■ **Work required**
Every entry that follows should be reproduced exactly.

----------------------------------------

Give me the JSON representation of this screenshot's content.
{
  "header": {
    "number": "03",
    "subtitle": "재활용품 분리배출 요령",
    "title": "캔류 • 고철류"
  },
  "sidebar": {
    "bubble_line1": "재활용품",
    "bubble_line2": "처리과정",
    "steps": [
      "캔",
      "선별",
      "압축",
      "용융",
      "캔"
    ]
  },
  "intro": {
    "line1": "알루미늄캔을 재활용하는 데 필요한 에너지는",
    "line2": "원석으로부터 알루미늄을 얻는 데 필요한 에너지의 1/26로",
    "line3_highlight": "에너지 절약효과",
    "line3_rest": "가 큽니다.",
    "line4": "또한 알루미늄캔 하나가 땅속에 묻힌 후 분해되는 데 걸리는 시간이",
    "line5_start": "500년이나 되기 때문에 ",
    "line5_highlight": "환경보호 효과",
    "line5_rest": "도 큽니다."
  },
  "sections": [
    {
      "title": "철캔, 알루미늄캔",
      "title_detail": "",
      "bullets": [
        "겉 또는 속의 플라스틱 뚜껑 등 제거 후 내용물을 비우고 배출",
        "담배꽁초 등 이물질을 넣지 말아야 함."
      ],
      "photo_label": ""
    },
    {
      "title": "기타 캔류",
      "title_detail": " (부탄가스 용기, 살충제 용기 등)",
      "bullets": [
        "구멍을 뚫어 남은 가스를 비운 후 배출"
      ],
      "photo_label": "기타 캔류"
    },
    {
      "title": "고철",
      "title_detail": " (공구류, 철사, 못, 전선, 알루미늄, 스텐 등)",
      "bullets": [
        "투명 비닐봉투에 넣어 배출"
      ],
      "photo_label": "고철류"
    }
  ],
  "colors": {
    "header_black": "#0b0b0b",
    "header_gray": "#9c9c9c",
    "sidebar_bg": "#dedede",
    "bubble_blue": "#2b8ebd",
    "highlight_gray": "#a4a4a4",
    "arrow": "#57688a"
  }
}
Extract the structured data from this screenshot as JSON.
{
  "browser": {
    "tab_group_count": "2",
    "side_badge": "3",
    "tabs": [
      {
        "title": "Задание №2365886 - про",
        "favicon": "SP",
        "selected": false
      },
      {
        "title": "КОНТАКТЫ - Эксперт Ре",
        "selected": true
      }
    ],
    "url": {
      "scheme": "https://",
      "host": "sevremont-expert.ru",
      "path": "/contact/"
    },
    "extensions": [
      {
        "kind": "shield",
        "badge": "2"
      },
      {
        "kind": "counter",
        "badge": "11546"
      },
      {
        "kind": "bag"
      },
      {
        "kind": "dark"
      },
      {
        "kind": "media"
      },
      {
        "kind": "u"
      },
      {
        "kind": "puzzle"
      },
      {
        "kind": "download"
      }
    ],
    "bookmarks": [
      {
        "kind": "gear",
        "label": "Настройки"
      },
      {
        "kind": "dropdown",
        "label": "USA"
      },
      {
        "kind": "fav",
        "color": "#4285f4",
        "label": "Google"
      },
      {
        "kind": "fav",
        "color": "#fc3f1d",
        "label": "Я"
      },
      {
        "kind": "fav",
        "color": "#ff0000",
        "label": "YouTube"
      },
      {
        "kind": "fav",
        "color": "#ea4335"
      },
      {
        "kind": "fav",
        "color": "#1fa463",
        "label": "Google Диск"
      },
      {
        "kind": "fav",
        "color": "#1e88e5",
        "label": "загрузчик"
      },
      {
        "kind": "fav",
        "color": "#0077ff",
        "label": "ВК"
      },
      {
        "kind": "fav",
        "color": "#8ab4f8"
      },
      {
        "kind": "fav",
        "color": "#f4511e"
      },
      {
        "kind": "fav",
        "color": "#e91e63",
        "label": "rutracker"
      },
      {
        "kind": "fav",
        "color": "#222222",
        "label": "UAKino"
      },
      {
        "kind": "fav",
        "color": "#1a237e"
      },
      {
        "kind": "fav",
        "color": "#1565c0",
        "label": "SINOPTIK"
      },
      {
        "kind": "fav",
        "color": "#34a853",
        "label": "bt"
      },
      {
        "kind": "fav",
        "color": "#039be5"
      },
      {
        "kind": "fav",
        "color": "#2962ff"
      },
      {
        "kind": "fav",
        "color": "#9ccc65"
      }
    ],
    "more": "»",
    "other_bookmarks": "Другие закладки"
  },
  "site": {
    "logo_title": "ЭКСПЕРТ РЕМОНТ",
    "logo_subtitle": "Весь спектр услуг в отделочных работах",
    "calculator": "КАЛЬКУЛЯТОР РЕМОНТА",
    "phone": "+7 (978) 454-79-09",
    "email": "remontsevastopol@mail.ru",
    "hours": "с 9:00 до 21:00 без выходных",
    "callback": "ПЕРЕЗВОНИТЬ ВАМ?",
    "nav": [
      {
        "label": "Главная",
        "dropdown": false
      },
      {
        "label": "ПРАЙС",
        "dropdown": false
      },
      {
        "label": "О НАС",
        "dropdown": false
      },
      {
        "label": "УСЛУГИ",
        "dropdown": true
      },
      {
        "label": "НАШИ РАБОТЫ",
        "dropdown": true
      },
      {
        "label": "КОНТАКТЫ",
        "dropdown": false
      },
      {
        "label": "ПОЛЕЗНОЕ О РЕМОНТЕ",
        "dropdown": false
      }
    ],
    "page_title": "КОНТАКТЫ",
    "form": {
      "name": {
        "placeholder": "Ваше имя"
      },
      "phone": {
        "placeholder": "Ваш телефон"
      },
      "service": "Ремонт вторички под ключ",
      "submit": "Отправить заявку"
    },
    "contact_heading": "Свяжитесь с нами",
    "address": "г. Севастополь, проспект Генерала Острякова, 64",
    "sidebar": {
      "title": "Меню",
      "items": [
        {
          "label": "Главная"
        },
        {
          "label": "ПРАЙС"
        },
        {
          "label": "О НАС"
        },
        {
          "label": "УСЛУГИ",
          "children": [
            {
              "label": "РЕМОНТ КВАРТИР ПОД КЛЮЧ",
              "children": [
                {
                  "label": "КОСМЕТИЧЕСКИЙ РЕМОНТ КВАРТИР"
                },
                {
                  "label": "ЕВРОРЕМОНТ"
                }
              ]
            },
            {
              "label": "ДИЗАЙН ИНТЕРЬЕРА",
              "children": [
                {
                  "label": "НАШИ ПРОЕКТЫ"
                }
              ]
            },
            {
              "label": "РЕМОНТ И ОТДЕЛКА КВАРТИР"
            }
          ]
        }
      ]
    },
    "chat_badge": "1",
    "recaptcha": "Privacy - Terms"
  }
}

----------------------------------------

■ **Task solution**
Give me the JSON representation of this screenshot's content.
{
  "header": {
    "number": "03",
    "subtitle": "재활용품 분리배출 요령",
    "title": "캔류 • 고철류"
  },
  "sidebar": {
    "bubble_line1": "재활용품",
    "bubble_line2": "처리과정",
    "steps": [
      "캔",
      "선별",
      "압축",
      "용융",
      "캔"
    ]
  },
  "intro": {
    "line1": "알루미늄캔을 재활용하는 데 필요한 에너지는",
    "line2": "원석으로부터 알루미늄을 얻는 데 필요한 에너지의 1/26로",
    "line3_highlight": "에너지 절약효과",
    "line3_rest": "가 큽니다.",
    "line4": "또한 알루미늄캔 하나가 땅속에 묻힌 후 분해되는 데 걸리는 시간이",
    "line5_start": "500년이나 되기 때문에 ",
    "line5_highlight": "환경보호 효과",
    "line5_rest": "도 큽니다."
  },
  "sections": [
    {
      "title": "철캔, 알루미늄캔",
      "title_detail": "",
      "bullets": [
        "겉 또는 속의 플라스틱 뚜껑 등 제거 후 내용물을 비우고 배출",
        "담배꽁초 등 이물질을 넣지 말아야 함."
      ],
      "photo_label": ""
    },
    {
      "title": "기타 캔류",
      "title_detail": " (부탄가스 용기, 살충제 용기 등)",
      "bullets": [
        "구멍을 뚫어 남은 가스를 비운 후 배출"
      ],
      "photo_label": "기타 캔류"
    },
    {
      "title": "고철",
      "title_detail": " (공구류, 철사, 못, 전선, 알루미늄, 스텐 등)",
      "bullets": [
        "투명 비닐봉투에 넣어 배출"
      ],
      "photo_label": "고철류"
    }
  ],
  "colors": {
    "header_black": "#0b0b0b",
    "header_gray": "#9c9c9c",
    "sidebar_bg": "#dedede",
    "bubble_blue": "#2b8ebd",
    "highlight_gray": "#a4a4a4",
    "arrow": "#57688a"
  }
}
Extract the structured data from this screenshot as JSON.
{
  "browser": {
    "tab_group_count": "2",
    "side_badge": "3",
    "tabs": [
      {
        "title": "Задание №2365886 - про",
        "favicon": "SP",
        "selected": false
      },
      {
        "title": "КОНТАКТЫ - Эксперт Ре",
        "selected": true
      }
    ],
    "url": {
      "scheme": "https://",
      "host": "sevremont-expert.ru",
      "path": "/contact/"
    },
    "extensions": [
      {
        "kind": "shield",
        "badge": "2"
      },
      {
        "kind": "counter",
        "badge": "11546"
      },
      {
        "kind": "bag"
      },
      {
        "kind": "dark"
      },
      {
        "kind": "media"
      },
      {
        "kind": "u"
      },
      {
        "kind": "puzzle"
      },
      {
        "kind": "download"
      }
    ],
    "bookmarks": [
      {
        "kind": "gear",
        "label": "Настройки"
      },
      {
        "kind": "dropdown",
        "label": "USA"
      },
      {
        "kind": "fav",
        "color": "#4285f4",
        "label": "Google"
      },
      {
        "kind": "fav",
        "color": "#fc3f1d",
        "label": "Я"
      },
      {
        "kind": "fav",
        "color": "#ff0000",
        "label": "YouTube"
      },
      {
        "kind": "fav",
        "color": "#ea4335"
      },
      {
        "kind": "fav",
        "color": "#1fa463",
        "label": "Google Диск"
      },
      {
        "kind": "fav",
        "color": "#1e88e5",
        "label": "загрузчик"
      },
      {
        "kind": "fav",
        "color": "#0077ff",
        "label": "ВК"
      },
      {
        "kind": "fav",
        "color": "#8ab4f8"
      },
      {
        "kind": "fav",
        "color": "#f4511e"
      },
      {
        "kind": "fav",
        "color": "#e91e63",
        "label": "rutracker"
      },
      {
        "kind": "fav",
        "color": "#222222",
        "label": "UAKino"
      },
      {
        "kind": "fav",
        "color": "#1a237e"
      },
      {
        "kind": "fav",
        "color": "#1565c0",
        "label": "SINOPTIK"
      },
      {
        "kind": "fav",
        "color": "#34a853",
        "label": "bt"
      },
      {
        "kind": "fav",
        "color": "#039be5"
      },
      {
        "kind": "fav",
        "color": "#2962ff"
      },
      {
        "kind": "fav",
        "color": "#9ccc65"
      }
    ],
    "more": "»",
    "other_bookmarks": "Другие закладки"
  },
  "site": {
    "logo_title": "ЭКСПЕРТ РЕМОНТ",
    "logo_subtitle": "Весь спектр услуг в отделочных работах",
    "calculator": "КАЛЬКУЛЯТОР РЕМОНТА",
    "phone": "+7 (978) 454-79-09",
    "email": "remontsevastopol@mail.ru",
    "hours": "с 9:00 до 21:00 без выходных",
    "callback": "ПЕРЕЗВОНИТЬ ВАМ?",
    "nav": [
      {
        "label": "Главная",
        "dropdown": false
      },
      {
        "label": "ПРАЙС",
        "dropdown": false
      },
      {
        "label": "О НАС",
        "dropdown": false
      },
      {
        "label": "УСЛУГИ",
        "dropdown": true
      },
      {
        "label": "НАШИ РАБОТЫ",
        "dropdown": true
      },
      {
        "label": "КОНТАКТЫ",
        "dropdown": false
      },
      {
        "label": "ПОЛЕЗНОЕ О РЕМОНТЕ",
        "dropdown": false
      }
    ],
    "page_title": "КОНТАКТЫ",
    "form": {
      "name": {
        "placeholder": "Ваше имя"
      },
      "phone": {
        "placeholder": "Ваш телефон"
      },
      "service": "Ремонт вторички под ключ",
      "submit": "Отправить заявку"
    },
    "contact_heading": "Свяжитесь с нами",
    "address": "г. Севастополь, проспект Генерала Острякова, 64",
    "sidebar": {
      "title": "Меню",
      "items": [
        {
          "label": "Главная"
        },
        {
          "label": "ПРАЙС"
        },
        {
          "label": "О НАС"
        },
        {
          "label": "УСЛУГИ",
          "children": [
            {
              "label": "РЕМОНТ КВАРТИР ПОД КЛЮЧ",
              "children": [
                {
                  "label": "КОСМЕТИЧЕСКИЙ РЕМОНТ КВАРТИР"
                },
                {
                  "label": "ЕВРОРЕМОНТ"
                }
              ]
            },
            {
              "label": "ДИЗАЙН ИНТЕРЬЕРА",
              "children": [
                {
                  "label": "НАШИ ПРОЕКТЫ"
                }
              ]
            },
            {
              "label": "РЕМОНТ И ОТДЕЛКА КВАРТИР"
            }
          ]
        }
      ]
    },
    "chat_badge": "1",
    "recaptcha": "Privacy - Terms"
  }
}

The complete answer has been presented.